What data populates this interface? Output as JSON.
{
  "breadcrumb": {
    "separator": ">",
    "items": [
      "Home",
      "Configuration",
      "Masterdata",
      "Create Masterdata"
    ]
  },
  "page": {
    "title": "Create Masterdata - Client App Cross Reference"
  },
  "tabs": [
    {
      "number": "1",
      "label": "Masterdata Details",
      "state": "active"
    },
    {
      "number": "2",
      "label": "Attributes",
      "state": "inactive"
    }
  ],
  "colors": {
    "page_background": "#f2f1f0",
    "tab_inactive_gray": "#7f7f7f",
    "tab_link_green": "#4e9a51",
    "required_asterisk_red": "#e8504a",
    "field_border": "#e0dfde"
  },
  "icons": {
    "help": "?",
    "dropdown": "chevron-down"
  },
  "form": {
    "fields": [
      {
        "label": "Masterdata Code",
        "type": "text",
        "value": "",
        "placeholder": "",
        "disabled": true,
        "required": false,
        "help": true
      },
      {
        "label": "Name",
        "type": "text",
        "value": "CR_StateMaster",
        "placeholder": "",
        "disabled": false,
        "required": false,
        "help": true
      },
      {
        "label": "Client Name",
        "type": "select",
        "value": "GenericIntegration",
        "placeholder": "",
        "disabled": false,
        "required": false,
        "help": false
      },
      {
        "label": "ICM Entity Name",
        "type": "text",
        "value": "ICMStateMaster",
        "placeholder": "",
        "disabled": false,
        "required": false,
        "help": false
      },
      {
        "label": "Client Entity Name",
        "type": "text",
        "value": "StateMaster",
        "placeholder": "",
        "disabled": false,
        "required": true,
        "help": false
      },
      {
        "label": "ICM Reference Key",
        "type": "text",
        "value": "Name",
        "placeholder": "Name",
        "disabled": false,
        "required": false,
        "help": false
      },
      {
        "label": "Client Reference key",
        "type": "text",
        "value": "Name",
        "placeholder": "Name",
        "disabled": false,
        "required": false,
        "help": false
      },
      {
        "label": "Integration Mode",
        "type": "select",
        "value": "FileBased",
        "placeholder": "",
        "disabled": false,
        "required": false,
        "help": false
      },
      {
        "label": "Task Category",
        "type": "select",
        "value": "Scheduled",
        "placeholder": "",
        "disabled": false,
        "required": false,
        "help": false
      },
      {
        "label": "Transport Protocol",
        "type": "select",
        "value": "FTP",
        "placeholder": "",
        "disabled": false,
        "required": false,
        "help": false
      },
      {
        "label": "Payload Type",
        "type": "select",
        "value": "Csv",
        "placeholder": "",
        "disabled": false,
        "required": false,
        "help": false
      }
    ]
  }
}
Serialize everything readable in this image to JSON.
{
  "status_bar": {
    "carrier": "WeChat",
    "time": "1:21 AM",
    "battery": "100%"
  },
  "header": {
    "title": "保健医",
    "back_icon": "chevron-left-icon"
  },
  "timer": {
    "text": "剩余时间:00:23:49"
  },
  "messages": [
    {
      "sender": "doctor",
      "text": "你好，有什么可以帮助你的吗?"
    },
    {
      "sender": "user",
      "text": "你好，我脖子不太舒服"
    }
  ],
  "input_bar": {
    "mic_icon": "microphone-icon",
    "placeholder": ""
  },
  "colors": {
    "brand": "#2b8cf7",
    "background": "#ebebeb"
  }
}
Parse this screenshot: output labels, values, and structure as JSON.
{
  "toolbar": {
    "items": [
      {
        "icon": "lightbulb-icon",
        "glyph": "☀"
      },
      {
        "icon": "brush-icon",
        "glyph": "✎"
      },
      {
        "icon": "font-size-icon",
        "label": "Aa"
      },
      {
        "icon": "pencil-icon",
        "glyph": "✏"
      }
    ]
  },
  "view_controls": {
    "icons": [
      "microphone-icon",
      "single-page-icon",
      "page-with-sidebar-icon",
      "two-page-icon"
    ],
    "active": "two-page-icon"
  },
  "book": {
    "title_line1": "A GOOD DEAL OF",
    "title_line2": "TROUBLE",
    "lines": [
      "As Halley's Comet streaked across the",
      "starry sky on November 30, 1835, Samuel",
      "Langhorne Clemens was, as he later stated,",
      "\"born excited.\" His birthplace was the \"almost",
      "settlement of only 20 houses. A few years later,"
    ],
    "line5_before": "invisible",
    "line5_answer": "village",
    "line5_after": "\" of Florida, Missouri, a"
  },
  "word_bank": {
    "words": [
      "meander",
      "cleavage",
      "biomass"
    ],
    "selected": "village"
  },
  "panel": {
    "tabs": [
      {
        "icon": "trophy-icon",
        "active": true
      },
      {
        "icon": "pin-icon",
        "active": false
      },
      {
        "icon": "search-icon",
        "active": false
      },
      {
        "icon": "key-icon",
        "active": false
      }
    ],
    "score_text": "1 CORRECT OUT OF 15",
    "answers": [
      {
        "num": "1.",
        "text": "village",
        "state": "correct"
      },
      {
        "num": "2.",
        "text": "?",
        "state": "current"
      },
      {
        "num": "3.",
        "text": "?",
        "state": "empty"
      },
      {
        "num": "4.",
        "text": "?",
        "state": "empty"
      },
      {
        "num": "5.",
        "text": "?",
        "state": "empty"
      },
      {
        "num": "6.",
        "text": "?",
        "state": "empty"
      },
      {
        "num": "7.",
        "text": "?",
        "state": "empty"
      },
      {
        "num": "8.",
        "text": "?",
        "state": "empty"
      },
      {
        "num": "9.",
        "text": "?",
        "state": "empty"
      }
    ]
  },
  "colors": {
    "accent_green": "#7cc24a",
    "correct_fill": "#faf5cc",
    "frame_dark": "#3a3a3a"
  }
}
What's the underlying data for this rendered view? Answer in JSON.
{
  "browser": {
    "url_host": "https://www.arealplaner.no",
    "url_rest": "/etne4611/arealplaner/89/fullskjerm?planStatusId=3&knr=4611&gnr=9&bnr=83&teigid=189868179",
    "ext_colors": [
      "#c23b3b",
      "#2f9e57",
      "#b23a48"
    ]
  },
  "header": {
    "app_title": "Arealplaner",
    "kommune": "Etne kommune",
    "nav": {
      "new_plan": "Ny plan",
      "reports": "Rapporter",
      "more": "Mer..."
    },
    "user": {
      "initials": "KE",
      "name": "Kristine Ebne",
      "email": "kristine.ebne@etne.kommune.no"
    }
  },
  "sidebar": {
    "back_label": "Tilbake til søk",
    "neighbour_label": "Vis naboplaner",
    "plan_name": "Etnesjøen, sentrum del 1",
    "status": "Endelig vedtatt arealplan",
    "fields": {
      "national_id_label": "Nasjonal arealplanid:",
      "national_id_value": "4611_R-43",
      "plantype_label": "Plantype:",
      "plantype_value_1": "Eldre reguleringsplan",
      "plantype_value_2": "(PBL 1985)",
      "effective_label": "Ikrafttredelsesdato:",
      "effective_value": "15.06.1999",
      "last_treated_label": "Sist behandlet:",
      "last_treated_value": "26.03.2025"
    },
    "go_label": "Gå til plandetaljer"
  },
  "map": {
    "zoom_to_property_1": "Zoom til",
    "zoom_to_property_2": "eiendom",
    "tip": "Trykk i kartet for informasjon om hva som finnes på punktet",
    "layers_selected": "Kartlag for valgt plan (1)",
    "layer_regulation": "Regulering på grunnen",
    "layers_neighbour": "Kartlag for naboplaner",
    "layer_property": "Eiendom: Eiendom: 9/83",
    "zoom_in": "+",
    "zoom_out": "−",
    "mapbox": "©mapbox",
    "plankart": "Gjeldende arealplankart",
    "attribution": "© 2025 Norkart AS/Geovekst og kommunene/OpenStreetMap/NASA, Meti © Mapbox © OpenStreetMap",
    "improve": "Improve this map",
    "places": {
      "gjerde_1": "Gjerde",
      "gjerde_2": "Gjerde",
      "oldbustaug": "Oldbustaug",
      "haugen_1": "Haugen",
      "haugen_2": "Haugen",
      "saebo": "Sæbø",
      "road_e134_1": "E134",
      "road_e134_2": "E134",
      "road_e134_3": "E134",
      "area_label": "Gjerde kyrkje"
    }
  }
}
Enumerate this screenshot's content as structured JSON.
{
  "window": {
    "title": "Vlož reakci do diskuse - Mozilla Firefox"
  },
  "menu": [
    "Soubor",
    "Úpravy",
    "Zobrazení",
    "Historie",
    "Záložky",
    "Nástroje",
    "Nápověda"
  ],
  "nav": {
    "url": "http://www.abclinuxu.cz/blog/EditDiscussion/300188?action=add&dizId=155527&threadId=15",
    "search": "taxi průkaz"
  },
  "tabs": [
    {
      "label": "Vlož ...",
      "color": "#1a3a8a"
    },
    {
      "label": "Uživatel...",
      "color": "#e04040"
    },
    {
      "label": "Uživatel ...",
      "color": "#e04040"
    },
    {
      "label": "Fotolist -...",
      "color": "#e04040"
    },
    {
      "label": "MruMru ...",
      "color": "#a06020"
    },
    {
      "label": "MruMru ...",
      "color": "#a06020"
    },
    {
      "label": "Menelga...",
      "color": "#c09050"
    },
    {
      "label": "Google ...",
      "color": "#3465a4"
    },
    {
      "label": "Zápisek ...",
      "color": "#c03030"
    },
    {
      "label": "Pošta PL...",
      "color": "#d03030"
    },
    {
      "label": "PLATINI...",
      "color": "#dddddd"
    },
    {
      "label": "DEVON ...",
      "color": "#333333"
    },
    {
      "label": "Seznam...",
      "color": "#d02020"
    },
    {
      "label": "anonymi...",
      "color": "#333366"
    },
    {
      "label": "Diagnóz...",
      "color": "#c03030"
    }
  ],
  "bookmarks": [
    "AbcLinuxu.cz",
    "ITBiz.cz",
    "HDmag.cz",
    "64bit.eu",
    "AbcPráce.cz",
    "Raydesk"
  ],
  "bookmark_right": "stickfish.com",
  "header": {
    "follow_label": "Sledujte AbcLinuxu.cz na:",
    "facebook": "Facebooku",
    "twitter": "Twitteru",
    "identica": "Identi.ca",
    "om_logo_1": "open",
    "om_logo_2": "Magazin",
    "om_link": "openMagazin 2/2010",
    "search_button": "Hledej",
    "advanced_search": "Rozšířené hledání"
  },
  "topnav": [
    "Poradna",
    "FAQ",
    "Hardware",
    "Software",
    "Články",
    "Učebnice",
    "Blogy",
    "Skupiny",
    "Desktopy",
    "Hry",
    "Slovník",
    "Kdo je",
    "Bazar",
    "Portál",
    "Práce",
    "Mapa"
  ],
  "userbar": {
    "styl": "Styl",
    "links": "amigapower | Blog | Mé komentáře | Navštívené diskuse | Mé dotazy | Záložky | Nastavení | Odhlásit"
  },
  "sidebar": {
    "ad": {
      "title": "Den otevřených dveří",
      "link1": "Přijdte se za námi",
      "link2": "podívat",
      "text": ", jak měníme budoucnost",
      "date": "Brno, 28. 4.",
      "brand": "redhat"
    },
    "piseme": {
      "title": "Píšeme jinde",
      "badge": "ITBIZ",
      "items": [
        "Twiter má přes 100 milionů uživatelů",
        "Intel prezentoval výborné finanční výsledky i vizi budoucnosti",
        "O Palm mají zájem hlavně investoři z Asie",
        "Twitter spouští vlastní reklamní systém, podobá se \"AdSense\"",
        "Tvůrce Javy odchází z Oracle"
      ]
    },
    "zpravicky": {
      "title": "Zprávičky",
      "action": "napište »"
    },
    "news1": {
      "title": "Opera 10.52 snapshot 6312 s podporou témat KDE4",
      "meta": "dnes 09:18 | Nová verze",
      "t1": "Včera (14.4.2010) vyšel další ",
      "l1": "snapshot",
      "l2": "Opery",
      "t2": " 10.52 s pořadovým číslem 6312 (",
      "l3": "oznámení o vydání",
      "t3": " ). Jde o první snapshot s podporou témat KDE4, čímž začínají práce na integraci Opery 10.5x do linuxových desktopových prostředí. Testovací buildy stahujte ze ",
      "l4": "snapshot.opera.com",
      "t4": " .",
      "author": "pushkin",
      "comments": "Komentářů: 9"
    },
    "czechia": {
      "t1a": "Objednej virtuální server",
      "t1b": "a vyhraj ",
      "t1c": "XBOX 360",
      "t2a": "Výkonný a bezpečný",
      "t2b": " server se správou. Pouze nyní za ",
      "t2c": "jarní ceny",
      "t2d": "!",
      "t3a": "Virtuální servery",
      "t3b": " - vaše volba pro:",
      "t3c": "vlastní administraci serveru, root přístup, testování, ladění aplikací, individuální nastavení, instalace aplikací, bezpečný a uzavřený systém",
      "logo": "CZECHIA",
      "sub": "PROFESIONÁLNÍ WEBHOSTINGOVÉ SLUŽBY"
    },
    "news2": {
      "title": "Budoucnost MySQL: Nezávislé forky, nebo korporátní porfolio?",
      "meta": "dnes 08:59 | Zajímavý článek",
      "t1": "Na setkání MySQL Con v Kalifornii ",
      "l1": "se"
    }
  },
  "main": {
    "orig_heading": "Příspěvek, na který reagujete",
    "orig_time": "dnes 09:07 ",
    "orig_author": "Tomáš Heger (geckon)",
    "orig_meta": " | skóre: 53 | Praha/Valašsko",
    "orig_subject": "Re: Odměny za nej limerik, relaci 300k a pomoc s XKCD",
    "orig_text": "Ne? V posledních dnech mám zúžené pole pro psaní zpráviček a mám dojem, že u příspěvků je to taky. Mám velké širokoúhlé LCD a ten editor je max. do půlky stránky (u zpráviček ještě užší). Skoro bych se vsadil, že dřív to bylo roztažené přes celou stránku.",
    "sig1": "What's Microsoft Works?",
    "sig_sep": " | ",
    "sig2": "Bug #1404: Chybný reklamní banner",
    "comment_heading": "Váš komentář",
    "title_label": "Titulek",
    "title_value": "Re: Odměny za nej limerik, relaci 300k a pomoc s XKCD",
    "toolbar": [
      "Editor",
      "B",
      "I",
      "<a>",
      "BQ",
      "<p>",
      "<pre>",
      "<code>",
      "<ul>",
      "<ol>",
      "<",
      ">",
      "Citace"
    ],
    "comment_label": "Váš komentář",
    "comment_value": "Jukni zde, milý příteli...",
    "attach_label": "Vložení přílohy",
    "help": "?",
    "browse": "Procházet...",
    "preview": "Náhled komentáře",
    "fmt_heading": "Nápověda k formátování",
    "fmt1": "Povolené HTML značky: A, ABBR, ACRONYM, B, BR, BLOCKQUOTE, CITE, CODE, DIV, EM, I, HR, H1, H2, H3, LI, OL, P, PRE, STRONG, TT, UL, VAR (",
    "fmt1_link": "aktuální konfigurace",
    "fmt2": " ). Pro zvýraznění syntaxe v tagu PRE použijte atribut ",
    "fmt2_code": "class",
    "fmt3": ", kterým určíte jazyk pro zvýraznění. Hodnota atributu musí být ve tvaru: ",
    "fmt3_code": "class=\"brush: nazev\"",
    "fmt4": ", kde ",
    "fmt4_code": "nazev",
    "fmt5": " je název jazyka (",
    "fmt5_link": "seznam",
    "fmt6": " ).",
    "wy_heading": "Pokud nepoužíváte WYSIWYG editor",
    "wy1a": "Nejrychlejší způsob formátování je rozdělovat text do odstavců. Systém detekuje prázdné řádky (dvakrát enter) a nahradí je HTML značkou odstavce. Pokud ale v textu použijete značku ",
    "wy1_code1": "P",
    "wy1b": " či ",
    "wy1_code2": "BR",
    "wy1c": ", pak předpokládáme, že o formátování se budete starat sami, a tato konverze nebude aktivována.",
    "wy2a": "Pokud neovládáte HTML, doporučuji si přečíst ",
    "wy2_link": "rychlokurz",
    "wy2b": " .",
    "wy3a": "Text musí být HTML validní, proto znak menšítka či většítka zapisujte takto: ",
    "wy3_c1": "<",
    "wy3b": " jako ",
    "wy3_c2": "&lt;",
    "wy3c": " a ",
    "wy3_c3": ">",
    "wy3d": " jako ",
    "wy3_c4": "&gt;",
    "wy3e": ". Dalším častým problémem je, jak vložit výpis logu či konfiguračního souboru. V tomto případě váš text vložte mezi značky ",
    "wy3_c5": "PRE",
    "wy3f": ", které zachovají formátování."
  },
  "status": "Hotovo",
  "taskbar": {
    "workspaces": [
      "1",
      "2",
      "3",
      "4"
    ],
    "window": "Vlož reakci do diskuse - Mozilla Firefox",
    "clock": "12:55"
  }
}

__THE EXERCISE__:
In the listing above, find each line with the word "zvýraznění" and copy it.

__FULL ANSWER__:
    "fmt2": " ). Pro zvýraznění syntaxe v tagu PRE použijte atribut ",
    "fmt3": ", kterým určíte jazyk pro zvýraznění. Hodnota atributu musí být ve tvaru: ",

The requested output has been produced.